Collected data:
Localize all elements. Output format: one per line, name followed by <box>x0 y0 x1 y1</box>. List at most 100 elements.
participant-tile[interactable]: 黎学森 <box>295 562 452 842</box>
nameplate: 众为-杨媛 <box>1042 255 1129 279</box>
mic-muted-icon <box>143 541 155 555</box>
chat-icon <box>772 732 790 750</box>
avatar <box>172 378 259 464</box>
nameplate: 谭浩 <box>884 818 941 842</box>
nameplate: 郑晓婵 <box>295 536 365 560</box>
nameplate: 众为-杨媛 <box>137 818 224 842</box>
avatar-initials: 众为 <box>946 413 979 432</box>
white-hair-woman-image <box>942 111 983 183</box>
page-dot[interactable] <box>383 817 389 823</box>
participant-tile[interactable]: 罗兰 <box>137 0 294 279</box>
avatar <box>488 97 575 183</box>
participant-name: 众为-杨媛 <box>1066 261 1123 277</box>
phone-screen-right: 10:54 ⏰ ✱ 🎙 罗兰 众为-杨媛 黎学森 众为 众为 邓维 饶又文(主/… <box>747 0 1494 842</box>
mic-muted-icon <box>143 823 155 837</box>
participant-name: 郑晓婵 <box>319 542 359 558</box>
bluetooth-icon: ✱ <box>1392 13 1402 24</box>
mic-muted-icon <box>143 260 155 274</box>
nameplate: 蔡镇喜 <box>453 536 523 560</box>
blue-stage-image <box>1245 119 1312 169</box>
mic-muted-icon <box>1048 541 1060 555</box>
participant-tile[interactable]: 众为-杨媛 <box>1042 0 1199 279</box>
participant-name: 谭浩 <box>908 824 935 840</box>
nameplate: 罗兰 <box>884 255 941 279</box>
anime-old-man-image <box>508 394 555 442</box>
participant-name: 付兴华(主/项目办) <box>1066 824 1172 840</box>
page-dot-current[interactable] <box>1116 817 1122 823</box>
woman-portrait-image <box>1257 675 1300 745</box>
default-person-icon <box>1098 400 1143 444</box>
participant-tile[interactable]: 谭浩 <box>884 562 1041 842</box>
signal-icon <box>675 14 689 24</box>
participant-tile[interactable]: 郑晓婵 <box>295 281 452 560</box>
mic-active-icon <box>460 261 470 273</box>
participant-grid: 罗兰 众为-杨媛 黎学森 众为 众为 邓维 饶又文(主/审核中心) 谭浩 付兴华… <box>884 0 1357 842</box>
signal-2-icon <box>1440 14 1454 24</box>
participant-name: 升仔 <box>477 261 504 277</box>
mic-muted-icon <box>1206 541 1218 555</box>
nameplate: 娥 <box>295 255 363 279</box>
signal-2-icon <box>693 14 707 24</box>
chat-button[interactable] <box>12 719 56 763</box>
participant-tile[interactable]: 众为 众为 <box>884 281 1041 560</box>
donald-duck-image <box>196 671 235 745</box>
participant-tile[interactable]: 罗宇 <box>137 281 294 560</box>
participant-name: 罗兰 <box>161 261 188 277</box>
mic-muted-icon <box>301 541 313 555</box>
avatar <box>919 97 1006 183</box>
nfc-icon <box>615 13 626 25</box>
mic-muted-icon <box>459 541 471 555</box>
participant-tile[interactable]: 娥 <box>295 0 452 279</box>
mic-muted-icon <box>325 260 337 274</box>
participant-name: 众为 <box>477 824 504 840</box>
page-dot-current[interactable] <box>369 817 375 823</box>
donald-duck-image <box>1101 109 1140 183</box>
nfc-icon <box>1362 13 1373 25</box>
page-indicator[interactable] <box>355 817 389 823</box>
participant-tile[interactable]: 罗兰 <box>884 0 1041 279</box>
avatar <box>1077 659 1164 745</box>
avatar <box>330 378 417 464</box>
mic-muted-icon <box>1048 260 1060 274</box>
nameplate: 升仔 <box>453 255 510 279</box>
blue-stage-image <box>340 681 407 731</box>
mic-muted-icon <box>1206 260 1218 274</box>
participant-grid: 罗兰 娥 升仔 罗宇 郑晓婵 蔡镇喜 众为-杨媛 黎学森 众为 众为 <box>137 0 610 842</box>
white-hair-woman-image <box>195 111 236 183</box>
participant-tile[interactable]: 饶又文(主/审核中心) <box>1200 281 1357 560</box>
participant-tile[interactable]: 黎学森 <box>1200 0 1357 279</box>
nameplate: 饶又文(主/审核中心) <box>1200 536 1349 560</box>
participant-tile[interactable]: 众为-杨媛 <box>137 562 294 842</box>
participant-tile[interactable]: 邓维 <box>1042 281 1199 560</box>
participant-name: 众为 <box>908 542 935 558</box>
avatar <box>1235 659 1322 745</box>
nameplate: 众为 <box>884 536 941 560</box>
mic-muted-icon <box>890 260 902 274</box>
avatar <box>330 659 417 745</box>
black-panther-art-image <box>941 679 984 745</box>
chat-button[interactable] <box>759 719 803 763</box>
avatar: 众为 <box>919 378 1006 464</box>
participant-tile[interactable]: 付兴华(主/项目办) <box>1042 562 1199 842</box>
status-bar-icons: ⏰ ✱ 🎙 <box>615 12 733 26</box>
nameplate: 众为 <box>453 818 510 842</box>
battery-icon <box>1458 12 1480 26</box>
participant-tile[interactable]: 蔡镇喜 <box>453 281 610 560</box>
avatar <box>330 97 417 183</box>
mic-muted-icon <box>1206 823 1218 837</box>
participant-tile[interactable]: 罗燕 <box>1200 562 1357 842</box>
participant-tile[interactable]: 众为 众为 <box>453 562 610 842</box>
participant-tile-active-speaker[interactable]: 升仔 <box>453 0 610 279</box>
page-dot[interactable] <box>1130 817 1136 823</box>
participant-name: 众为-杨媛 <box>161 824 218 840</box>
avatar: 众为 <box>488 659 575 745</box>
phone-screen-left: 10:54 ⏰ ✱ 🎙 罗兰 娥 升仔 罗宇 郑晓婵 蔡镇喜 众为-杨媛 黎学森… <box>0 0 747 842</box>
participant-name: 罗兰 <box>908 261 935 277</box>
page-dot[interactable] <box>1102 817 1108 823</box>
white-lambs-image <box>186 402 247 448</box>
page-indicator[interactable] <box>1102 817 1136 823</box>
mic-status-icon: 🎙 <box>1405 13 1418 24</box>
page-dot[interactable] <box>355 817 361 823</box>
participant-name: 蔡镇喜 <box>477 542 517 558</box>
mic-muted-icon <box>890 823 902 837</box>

▶ **Aim of the exercise**
Rewrite every row above with "mic-muted-icon" swapped for "microphone-muted-icon", leaving all other text unchanged.

▶ **Exercise output**
Localize all elements. Output format: one per line, name followed by <box>x0 y0 x1 y1</box>. List at most 100 elements.
participant-tile[interactable]: 黎学森 <box>295 562 452 842</box>
nameplate: 众为-杨媛 <box>1042 255 1129 279</box>
microphone-muted-icon <box>143 541 155 555</box>
chat-icon <box>772 732 790 750</box>
avatar <box>172 378 259 464</box>
nameplate: 谭浩 <box>884 818 941 842</box>
nameplate: 郑晓婵 <box>295 536 365 560</box>
nameplate: 众为-杨媛 <box>137 818 224 842</box>
avatar-initials: 众为 <box>946 413 979 432</box>
white-hair-woman-image <box>942 111 983 183</box>
page-dot[interactable] <box>383 817 389 823</box>
participant-tile[interactable]: 罗兰 <box>137 0 294 279</box>
avatar <box>488 97 575 183</box>
participant-name: 众为-杨媛 <box>1066 261 1123 277</box>
phone-screen-right: 10:54 ⏰ ✱ 🎙 罗兰 众为-杨媛 黎学森 众为 众为 邓维 饶又文(主/… <box>747 0 1494 842</box>
microphone-muted-icon <box>143 823 155 837</box>
participant-name: 郑晓婵 <box>319 542 359 558</box>
bluetooth-icon: ✱ <box>1392 13 1402 24</box>
microphone-muted-icon <box>143 260 155 274</box>
nameplate: 蔡镇喜 <box>453 536 523 560</box>
blue-stage-image <box>1245 119 1312 169</box>
microphone-muted-icon <box>1048 541 1060 555</box>
participant-tile[interactable]: 众为-杨媛 <box>1042 0 1199 279</box>
participant-name: 谭浩 <box>908 824 935 840</box>
nameplate: 罗兰 <box>884 255 941 279</box>
anime-old-man-image <box>508 394 555 442</box>
participant-name: 付兴华(主/项目办) <box>1066 824 1172 840</box>
page-dot-current[interactable] <box>1116 817 1122 823</box>
woman-portrait-image <box>1257 675 1300 745</box>
default-person-icon <box>1098 400 1143 444</box>
participant-tile[interactable]: 谭浩 <box>884 562 1041 842</box>
signal-icon <box>675 14 689 24</box>
participant-tile[interactable]: 郑晓婵 <box>295 281 452 560</box>
mic-active-icon <box>460 261 470 273</box>
participant-grid: 罗兰 众为-杨媛 黎学森 众为 众为 邓维 饶又文(主/审核中心) 谭浩 付兴华… <box>884 0 1357 842</box>
signal-2-icon <box>1440 14 1454 24</box>
participant-name: 升仔 <box>477 261 504 277</box>
microphone-muted-icon <box>1206 541 1218 555</box>
nameplate: 娥 <box>295 255 363 279</box>
signal-2-icon <box>693 14 707 24</box>
chat-button[interactable] <box>12 719 56 763</box>
participant-tile[interactable]: 众为 众为 <box>884 281 1041 560</box>
donald-duck-image <box>196 671 235 745</box>
participant-tile[interactable]: 罗宇 <box>137 281 294 560</box>
participant-name: 罗兰 <box>161 261 188 277</box>
microphone-muted-icon <box>301 541 313 555</box>
avatar <box>919 97 1006 183</box>
nfc-icon <box>615 13 626 25</box>
microphone-muted-icon <box>459 541 471 555</box>
participant-tile[interactable]: 娥 <box>295 0 452 279</box>
microphone-muted-icon <box>325 260 337 274</box>
participant-name: 众为 <box>477 824 504 840</box>
page-dot-current[interactable] <box>369 817 375 823</box>
donald-duck-image <box>1101 109 1140 183</box>
nfc-icon <box>1362 13 1373 25</box>
page-indicator[interactable] <box>355 817 389 823</box>
participant-tile[interactable]: 罗兰 <box>884 0 1041 279</box>
avatar <box>1077 659 1164 745</box>
avatar <box>330 378 417 464</box>
microphone-muted-icon <box>1048 260 1060 274</box>
nameplate: 升仔 <box>453 255 510 279</box>
blue-stage-image <box>340 681 407 731</box>
microphone-muted-icon <box>1206 260 1218 274</box>
participant-grid: 罗兰 娥 升仔 罗宇 郑晓婵 蔡镇喜 众为-杨媛 黎学森 众为 众为 <box>137 0 610 842</box>
white-hair-woman-image <box>195 111 236 183</box>
participant-tile[interactable]: 饶又文(主/审核中心) <box>1200 281 1357 560</box>
participant-tile[interactable]: 黎学森 <box>1200 0 1357 279</box>
nameplate: 饶又文(主/审核中心) <box>1200 536 1349 560</box>
participant-tile[interactable]: 众为-杨媛 <box>137 562 294 842</box>
participant-tile[interactable]: 邓维 <box>1042 281 1199 560</box>
participant-name: 众为 <box>908 542 935 558</box>
avatar <box>1235 659 1322 745</box>
nameplate: 众为 <box>884 536 941 560</box>
microphone-muted-icon <box>890 260 902 274</box>
avatar <box>330 659 417 745</box>
black-panther-art-image <box>941 679 984 745</box>
chat-button[interactable] <box>759 719 803 763</box>
avatar: 众为 <box>919 378 1006 464</box>
participant-tile[interactable]: 付兴华(主/项目办) <box>1042 562 1199 842</box>
status-bar-icons: ⏰ ✱ 🎙 <box>615 12 733 26</box>
nameplate: 众为 <box>453 818 510 842</box>
battery-icon <box>1458 12 1480 26</box>
participant-tile[interactable]: 蔡镇喜 <box>453 281 610 560</box>
avatar <box>330 97 417 183</box>
microphone-muted-icon <box>1206 823 1218 837</box>
participant-tile[interactable]: 罗燕 <box>1200 562 1357 842</box>
participant-tile[interactable]: 众为 众为 <box>453 562 610 842</box>
participant-tile-active-speaker[interactable]: 升仔 <box>453 0 610 279</box>
page-dot[interactable] <box>1130 817 1136 823</box>
participant-name: 众为-杨媛 <box>161 824 218 840</box>
avatar: 众为 <box>488 659 575 745</box>
phone-screen-left: 10:54 ⏰ ✱ 🎙 罗兰 娥 升仔 罗宇 郑晓婵 蔡镇喜 众为-杨媛 黎学森… <box>0 0 747 842</box>
participant-name: 罗兰 <box>908 261 935 277</box>
page-dot[interactable] <box>1102 817 1108 823</box>
white-lambs-image <box>186 402 247 448</box>
page-indicator[interactable] <box>1102 817 1136 823</box>
mic-status-icon: 🎙 <box>1405 13 1418 24</box>
page-dot[interactable] <box>355 817 361 823</box>
participant-name: 蔡镇喜 <box>477 542 517 558</box>
microphone-muted-icon <box>890 823 902 837</box>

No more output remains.